_DOCUMENT PASSAGE_

Count the squares

Haskell, 71 70 65 63 62 61 58 56 bytes

Thanks to @xnor for a some ingenious improvements!

(n#m)e|e>n*m*1e3=0|n<m=m#n$e|d<-n-m=(d#m)e+1
n!m=n#m$n*m

Try it online!

JavaScript (ES6), 59 58 bytes

f=(m,n=!(k=m/1e3,c=0))=>m*n<k?c:(c++,m-=n)<n?f(n,m):f(m,n)

Test

f=(m,n=!(k=m/1e3,c=0))=>m*n<k?c:(c++,m-=n)<n?f(n,m):f(m,n)

console.log(f(1.002))
console.log(f(1.003))
console.log(f(1.004))
console.log(f(1.005))
console.log(f(1.006))
console.log(f(1.007))
console.log(f(1.008))
console.log(f(1.009))

Mathematica, non-non-competing (21 bytes)

This answer is non-competing because it doesn't answer the actual question asked! But it does answer a variant of the question, and provides an excuse to highlight some interesting math.

Tr@*ContinuedFraction

Symbolic function taking a positive rational number as input (whose numerator and denominator represent the dimensions of the original paper) and returning a positive integer. For example, Tr@*ContinuedFraction[1350/1000] returns 10. (ContinuedFraction acts differently on floating-point numbers due to precision issues, which is why a rational number is needed as input in this context.)

An interesting interpretation of the geometric procedure described in the problem (cutting squares off a rectangle repeatedly) is that it's an implementation of the Euclidean algorithm for finding greatest common divisors! Consider the example in the question itself, with ratio 1.35, which could be modeled by having a piece of paper with dimensions (1350,1000). Every time a square is cut off, the smaller number is subtracted from the larger number; so the resulting rectangles in this example have dimensions (350,1000), then (350,650), then (350,300), then (50,300), then (50,250) and (50,200) and (50,150) and (50,100) and (50,50), and also (50,0) once we take away the last square from itself. This is exactly how the Euclidean algorithm operates (modulo the difference between division and repeated subtraction), and indeed we see that 50 is indeed the GCD of 1350 and 1000.

_Listings of boxed layout items_
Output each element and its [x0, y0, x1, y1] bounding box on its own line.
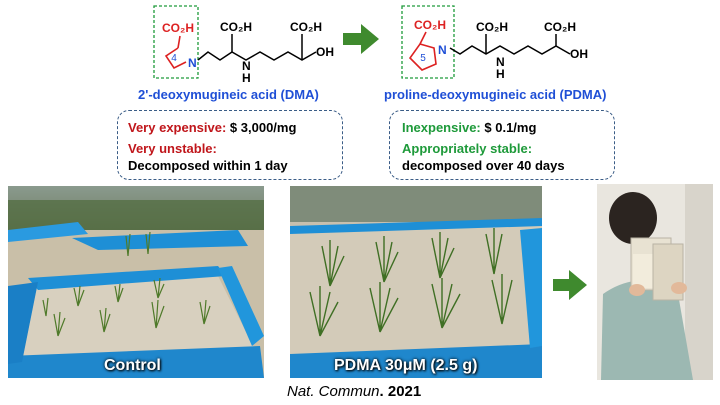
dma-ring-bonds — [164, 47, 187, 70]
pdma-ring-size: 5 — [420, 53, 426, 64]
control-caption: Control — [104, 357, 161, 374]
dma-cost-label: Very expensive: — [128, 120, 227, 135]
pdma-acid-2: CO₂H — [544, 20, 576, 34]
dma-nh: N — [242, 59, 251, 73]
pdma-nh-h: H — [496, 67, 505, 81]
dma-properties-box: Very expensive: $ 3,000/mg Very unstable… — [117, 110, 343, 180]
pdma-cost-value: $ 0.1/mg — [484, 120, 537, 135]
pdma-properties-box: Inexpensive: $ 0.1/mg Appropriately stab… — [389, 110, 615, 180]
citation: Nat. Commun. 2021 — [287, 383, 421, 400]
citation-dot: . — [379, 383, 384, 400]
dma-cost-value: $ 3,000/mg — [229, 120, 297, 135]
pdma-chain-bonds — [449, 45, 571, 55]
control-field-photo — [8, 186, 264, 378]
pdma-ring-n: N — [438, 43, 447, 57]
dma-ring-n: N — [188, 56, 197, 70]
pdma-acid-1: CO₂H — [476, 20, 508, 34]
pdma-nh: N — [496, 55, 505, 69]
citation-journal: Nat. Commun — [287, 383, 380, 400]
arrow-right-icon — [553, 270, 587, 300]
dma-highlight-box — [153, 5, 199, 79]
pdma-ring-bonds — [408, 43, 437, 71]
pdma-stability-label: Appropriately stable: — [402, 141, 533, 156]
pdma-stability-value: decomposed over 40 days — [402, 158, 565, 173]
harvest-photo — [597, 184, 713, 380]
dma-name: 2'-deoxymugineic acid (DMA) — [138, 87, 319, 102]
arrow-right-icon — [343, 24, 379, 54]
dma-structure: CO₂H 4 N CO₂H CO₂H N H OH — [153, 5, 334, 84]
pdma-oh: OH — [570, 47, 588, 61]
pdma-ring-group: CO₂H — [414, 18, 446, 32]
pdma-caption: PDMA 30μM (2.5 g) — [334, 357, 478, 374]
pdma-structure: CO₂H 5 N CO₂H CO₂H N H OH — [401, 5, 588, 81]
dma-ring-size: 4 — [171, 53, 177, 64]
pdma-cost-label: Inexpensive: — [402, 120, 481, 135]
pdma-name: proline-deoxymugineic acid (PDMA) — [384, 87, 607, 102]
dma-chain-bonds — [197, 51, 317, 61]
dma-stability-value: Decomposed within 1 day — [128, 158, 288, 173]
dma-nh-h: H — [242, 71, 251, 84]
dma-oh: OH — [316, 45, 334, 59]
dma-acid-2: CO₂H — [290, 20, 322, 34]
dma-acid-1: CO₂H — [220, 20, 252, 34]
pdma-field-photo — [290, 186, 542, 378]
citation-year: 2021 — [387, 383, 422, 400]
pdma-highlight-box — [401, 5, 455, 79]
dma-stability-label: Very unstable: — [128, 141, 217, 156]
dma-ring-group: CO₂H — [162, 21, 194, 35]
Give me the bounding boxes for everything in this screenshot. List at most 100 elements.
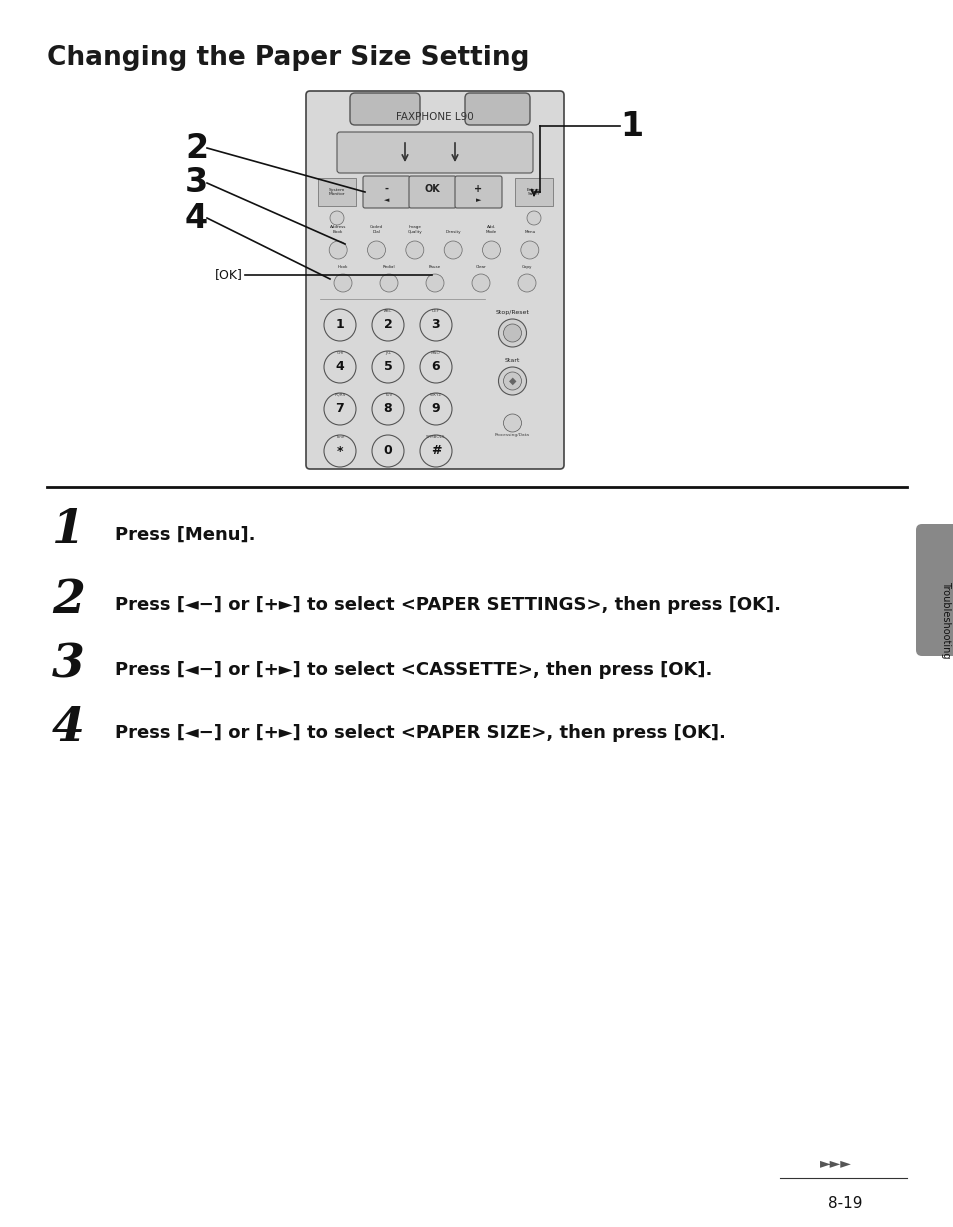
Circle shape [324,351,355,383]
Text: Press [◄−] or [+►] to select <PAPER SIZE>, then press [OK].: Press [◄−] or [+►] to select <PAPER SIZE… [115,724,725,742]
Text: Start: Start [504,358,519,363]
Circle shape [330,211,344,225]
Text: 0: 0 [383,444,392,458]
Circle shape [426,274,443,292]
Text: TUV: TUV [383,393,392,398]
Text: Address
Book: Address Book [330,226,346,234]
Circle shape [520,240,538,259]
Text: System
Monitor: System Monitor [329,188,345,196]
FancyBboxPatch shape [464,93,530,125]
Circle shape [379,274,397,292]
Text: 6: 6 [432,361,440,373]
Text: Clear: Clear [476,265,486,269]
Text: GHI: GHI [336,351,343,355]
Text: #: # [431,444,441,458]
Circle shape [517,274,536,292]
Circle shape [329,240,347,259]
Text: 2: 2 [383,319,392,331]
Text: Menu: Menu [523,229,535,234]
Circle shape [419,393,452,425]
Text: 8: 8 [383,402,392,416]
Text: ABC: ABC [383,309,392,313]
Circle shape [372,351,403,383]
Circle shape [498,367,526,395]
Text: -: - [384,184,388,194]
Text: FAXPHONE L90: FAXPHONE L90 [395,112,474,121]
Circle shape [503,413,521,432]
Text: JKL: JKL [385,351,391,355]
Text: ◆: ◆ [508,375,516,387]
Text: ◄: ◄ [383,198,389,202]
Circle shape [324,436,355,467]
Circle shape [334,274,352,292]
Text: 2: 2 [52,577,85,623]
Text: PQRS: PQRS [334,393,345,398]
FancyBboxPatch shape [915,524,953,656]
Circle shape [372,393,403,425]
FancyBboxPatch shape [306,91,563,469]
Text: 4: 4 [52,706,85,751]
Circle shape [419,351,452,383]
Circle shape [372,436,403,467]
Text: 5: 5 [383,361,392,373]
Text: Redial: Redial [382,265,395,269]
FancyBboxPatch shape [409,175,456,209]
Text: 7: 7 [335,402,344,416]
FancyBboxPatch shape [350,93,419,125]
Circle shape [444,240,461,259]
FancyBboxPatch shape [363,175,410,209]
Text: Troubleshooting: Troubleshooting [940,582,950,659]
Circle shape [324,393,355,425]
Circle shape [526,211,540,225]
Text: Image
Quality: Image Quality [407,226,422,234]
Circle shape [419,436,452,467]
Text: Processing/Data: Processing/Data [495,433,530,437]
Circle shape [472,274,490,292]
FancyBboxPatch shape [455,175,501,209]
Text: En▶gy
Saver: En▶gy Saver [526,188,540,196]
Bar [317,178,355,206]
Text: WXYZ: WXYZ [430,393,441,398]
Circle shape [324,309,355,341]
Bar [515,178,553,206]
Text: ►►►: ►►► [820,1156,851,1171]
Circle shape [405,240,423,259]
Circle shape [419,309,452,341]
Circle shape [367,240,385,259]
Text: 4: 4 [335,361,344,373]
Text: OK: OK [424,184,440,194]
Text: Copy: Copy [521,265,532,269]
Text: Press [Menu].: Press [Menu]. [115,526,255,544]
Text: MNO: MNO [431,351,440,355]
Circle shape [503,324,521,342]
Text: Add.
Mode: Add. Mode [485,226,497,234]
Text: Density: Density [445,229,460,234]
FancyBboxPatch shape [336,133,533,173]
Text: DEF: DEF [432,309,439,313]
Text: Tone: Tone [335,436,344,439]
Text: Stop/Reset: Stop/Reset [495,310,529,315]
Text: [OK]: [OK] [214,269,243,281]
Circle shape [503,372,521,390]
Text: 1: 1 [335,319,344,331]
Text: Press [◄−] or [+►] to select <PAPER SETTINGS>, then press [OK].: Press [◄−] or [+►] to select <PAPER SETT… [115,596,781,614]
Text: 3: 3 [185,167,208,200]
Text: 1: 1 [619,109,642,142]
Text: Hook: Hook [337,265,348,269]
Text: 3: 3 [52,642,85,688]
Text: Changing the Paper Size Setting: Changing the Paper Size Setting [47,45,529,71]
Text: 8-19: 8-19 [827,1195,862,1211]
Text: 1: 1 [52,507,85,553]
Text: ►: ► [476,198,480,202]
Text: *: * [336,444,343,458]
Text: 2: 2 [185,131,208,164]
Text: 9: 9 [432,402,440,416]
Text: Coded
Dial: Coded Dial [370,226,383,234]
Text: Pause: Pause [429,265,440,269]
Circle shape [482,240,500,259]
Text: 3: 3 [432,319,440,331]
Circle shape [498,319,526,347]
Text: 4: 4 [185,201,208,234]
Text: +: + [474,184,482,194]
Circle shape [372,309,403,341]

_INSTRUCTIONS_
#1 According to the square-counting thread, what does Tr@*ContinuedFraction[1350/1000] return?
#2 Carry the square-counting thread forward from its final sentence.

_THE RESPONSES_
#1 It returns 10.

#2
Typically in the Euclidean algorithm, one keeps track of these intermediate dimensions and discards the number of subtractions; however, one can alternately record how many times we subtracted one number from the other before the difference becomes too small and we have to switch what we're subtracting. That method of recording is precisely the continued fraction of a rational number. (Continued fractions of irrational numbers, which never terminate, are also super cool, but not relevant here.) For example, in the example 1350/1000, we subtracted 1000 1 time, then 350 2 times, then 300 1 time, then 50 6 times; therefore the continued fraction of 1350/1000 is {1,2,1,6}. Mathematically, we've rewritten 1350/1000 as 1+1/(2+1/(1+1/6)), which you can verify.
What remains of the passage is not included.